Efeito Dominó – O homem é o lobo do homem

Em tempos de discussão intensa acerca da política de armas no Brasil, Efeito Dominó é o tipo de produção que contraria os entusiastas pró-armas. No filme, temos um casal que, em um país no qual o acesso às armas de fogo é praticamente ilimitado, demonstra receio em adquirir uma mesmo quando a prudência recomenda. O filme desenvolve situações que permitem refletir acerca da inclinação natural à violência e à desordem, inclinação acentuada pela aparente perda de controle do Estado.

Thomas Hobbes afirma que, no mundo natural, onde todos são livres, o homem é o lobo do homem, sendo capaz de aniquilar seus semelhantes para sobreviver e obter vantagens. Assim sendo, apenas um Estado, o Leviatã como ele chama, é capaz de estabilizar a sociedade e manter a ordem. O emprego da força, da violência, é então monopólio exclusivo desse Leviatã. O tecido civilizatório, porém, continua tão frágil quanto a estrutura que o garante. Imaginemos então um colapso da rede elétrica por causa desconhecida e tempo indeterminado? Poderia o Leviatã conseguir suprimir os instintos animais garantindo a lei e a ordem, mantendo ainda o domínio sob o povo?

Em Efeito Dominó, um blecaute deixa uma cidade americana às escuras. A população não fica apenas sem energia por vários dias, mas também sem nenhuma informação sobre a causa. As linhas telefônicas, rádio e televisão ficam inoperantes. Logo, boatos e especulações começam a circular e a paranoia se instala aos poucos. Sem energia, as pessoas não conseguem sacar dinheiro nos caixas eletrônicos e nem realizar pagamentos por cartões de crédito ou débito. Quanto tempo até o caos se instalar na ausência contínua da eletricidade?

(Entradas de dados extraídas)
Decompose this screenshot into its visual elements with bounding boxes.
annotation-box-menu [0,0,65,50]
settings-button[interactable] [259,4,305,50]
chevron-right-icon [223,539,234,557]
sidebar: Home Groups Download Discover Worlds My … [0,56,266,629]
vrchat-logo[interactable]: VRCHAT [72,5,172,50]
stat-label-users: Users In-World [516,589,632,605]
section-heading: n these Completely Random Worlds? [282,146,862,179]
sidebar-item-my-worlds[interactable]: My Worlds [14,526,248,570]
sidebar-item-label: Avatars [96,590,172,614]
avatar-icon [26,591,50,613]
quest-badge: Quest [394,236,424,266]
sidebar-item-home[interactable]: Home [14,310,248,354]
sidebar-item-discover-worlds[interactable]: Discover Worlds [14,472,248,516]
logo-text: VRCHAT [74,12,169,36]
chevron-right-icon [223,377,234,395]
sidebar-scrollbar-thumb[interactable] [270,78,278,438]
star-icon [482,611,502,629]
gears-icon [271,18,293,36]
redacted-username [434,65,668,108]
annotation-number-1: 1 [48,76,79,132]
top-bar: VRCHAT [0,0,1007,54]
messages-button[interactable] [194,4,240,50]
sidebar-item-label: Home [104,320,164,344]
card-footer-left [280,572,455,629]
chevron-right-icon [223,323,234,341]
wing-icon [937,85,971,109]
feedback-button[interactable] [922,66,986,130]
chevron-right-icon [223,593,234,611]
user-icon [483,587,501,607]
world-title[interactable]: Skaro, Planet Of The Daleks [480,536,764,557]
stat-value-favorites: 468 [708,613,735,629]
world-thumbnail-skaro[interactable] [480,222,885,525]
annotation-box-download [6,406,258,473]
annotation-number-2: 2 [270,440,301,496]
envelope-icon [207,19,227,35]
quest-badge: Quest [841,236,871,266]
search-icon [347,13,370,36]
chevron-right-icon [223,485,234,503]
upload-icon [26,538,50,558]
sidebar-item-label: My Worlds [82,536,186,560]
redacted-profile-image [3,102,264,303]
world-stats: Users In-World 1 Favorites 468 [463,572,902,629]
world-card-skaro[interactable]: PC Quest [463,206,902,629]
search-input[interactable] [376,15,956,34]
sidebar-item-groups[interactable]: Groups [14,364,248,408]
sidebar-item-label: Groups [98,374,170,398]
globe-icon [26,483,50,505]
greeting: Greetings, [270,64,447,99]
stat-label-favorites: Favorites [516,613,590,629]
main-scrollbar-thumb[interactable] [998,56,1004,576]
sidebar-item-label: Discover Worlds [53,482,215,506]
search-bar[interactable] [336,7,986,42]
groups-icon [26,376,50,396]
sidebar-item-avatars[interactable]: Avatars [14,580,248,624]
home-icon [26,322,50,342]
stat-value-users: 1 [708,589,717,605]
---
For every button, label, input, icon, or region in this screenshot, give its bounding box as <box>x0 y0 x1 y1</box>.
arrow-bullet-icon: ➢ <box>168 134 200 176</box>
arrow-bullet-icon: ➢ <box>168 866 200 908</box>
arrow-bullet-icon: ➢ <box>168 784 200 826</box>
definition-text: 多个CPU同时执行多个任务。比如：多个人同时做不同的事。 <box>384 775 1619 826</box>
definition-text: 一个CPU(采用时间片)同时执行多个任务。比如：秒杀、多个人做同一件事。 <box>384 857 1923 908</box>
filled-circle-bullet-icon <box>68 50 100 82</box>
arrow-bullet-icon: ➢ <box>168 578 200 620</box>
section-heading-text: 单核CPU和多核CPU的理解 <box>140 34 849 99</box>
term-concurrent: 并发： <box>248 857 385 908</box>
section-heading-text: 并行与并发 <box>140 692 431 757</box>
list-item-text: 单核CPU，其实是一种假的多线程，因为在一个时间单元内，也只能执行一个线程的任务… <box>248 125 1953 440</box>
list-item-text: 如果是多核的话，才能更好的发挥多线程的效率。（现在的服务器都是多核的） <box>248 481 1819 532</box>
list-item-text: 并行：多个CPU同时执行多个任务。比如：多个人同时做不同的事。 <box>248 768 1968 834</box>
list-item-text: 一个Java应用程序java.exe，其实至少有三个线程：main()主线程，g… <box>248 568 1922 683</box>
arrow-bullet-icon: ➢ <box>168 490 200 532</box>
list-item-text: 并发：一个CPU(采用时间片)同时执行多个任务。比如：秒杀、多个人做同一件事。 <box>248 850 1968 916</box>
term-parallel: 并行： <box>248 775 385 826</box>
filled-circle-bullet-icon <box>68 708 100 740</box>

• **TAREFAS A REALIZAR**:
1 - No texto sobre Efeito Dominó, que nome Hobbes dá ao Estado capaz de manter a ordem?
2 - Transcreva do texto sobre Efeito Dominó o trecho que começa nas palavras "Em Efeito Dominó, um" e termina depois de "contínua da eletricidade?".
3 - Segundo o texto sobre Efeito Dominó, o que fica inoperante durante o blecaute? Liste todos os itens.

• **RESPOSTAS POR TAREFA**:
1 - Leviatã.

2 -
Em Efeito Dominó, um blecaute deixa uma cidade americana às escuras. A população não fica apenas sem energia por vários dias, mas também sem nenhuma informação sobre a causa. As linhas telefônicas, rádio e televisão ficam inoperantes. Logo, boatos e especulações começam a circular e a paranoia se instala aos poucos. Sem energia, as pessoas não conseguem sacar dinheiro nos caixas eletrônicos e nem realizar pagamentos por cartões de crédito ou débito. Quanto tempo até o caos se instalar na ausência contínua da eletricidade?

3 - Linhas telefônicas, rádio e televisão.